BEGIN

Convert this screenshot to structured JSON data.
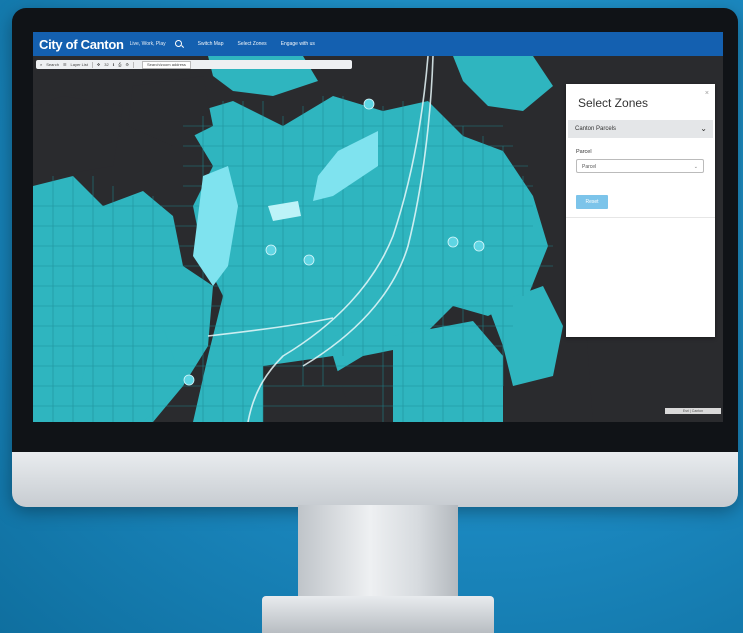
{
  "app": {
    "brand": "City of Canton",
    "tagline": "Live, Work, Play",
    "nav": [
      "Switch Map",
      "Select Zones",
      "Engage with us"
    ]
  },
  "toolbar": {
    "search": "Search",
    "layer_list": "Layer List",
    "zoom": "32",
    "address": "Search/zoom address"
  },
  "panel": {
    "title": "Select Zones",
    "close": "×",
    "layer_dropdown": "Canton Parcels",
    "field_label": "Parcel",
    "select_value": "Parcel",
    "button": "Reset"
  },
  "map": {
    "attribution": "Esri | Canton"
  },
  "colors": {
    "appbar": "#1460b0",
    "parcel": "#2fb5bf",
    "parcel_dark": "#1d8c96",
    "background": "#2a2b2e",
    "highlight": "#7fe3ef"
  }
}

END

**Written problem**. Repeat the records in full, exactly as they appear, without the pictures.

**Correct result**.
Convert this screenshot to structured JSON data.
{
  "app": {
    "brand": "City of Canton",
    "tagline": "Live, Work, Play",
    "nav": [
      "Switch Map",
      "Select Zones",
      "Engage with us"
    ]
  },
  "toolbar": {
    "search": "Search",
    "layer_list": "Layer List",
    "zoom": "32",
    "address": "Search/zoom address"
  },
  "panel": {
    "title": "Select Zones",
    "close": "×",
    "layer_dropdown": "Canton Parcels",
    "field_label": "Parcel",
    "select_value": "Parcel",
    "button": "Reset"
  },
  "map": {
    "attribution": "Esri | Canton"
  },
  "colors": {
    "appbar": "#1460b0",
    "parcel": "#2fb5bf",
    "parcel_dark": "#1d8c96",
    "background": "#2a2b2e",
    "highlight": "#7fe3ef"
  }
}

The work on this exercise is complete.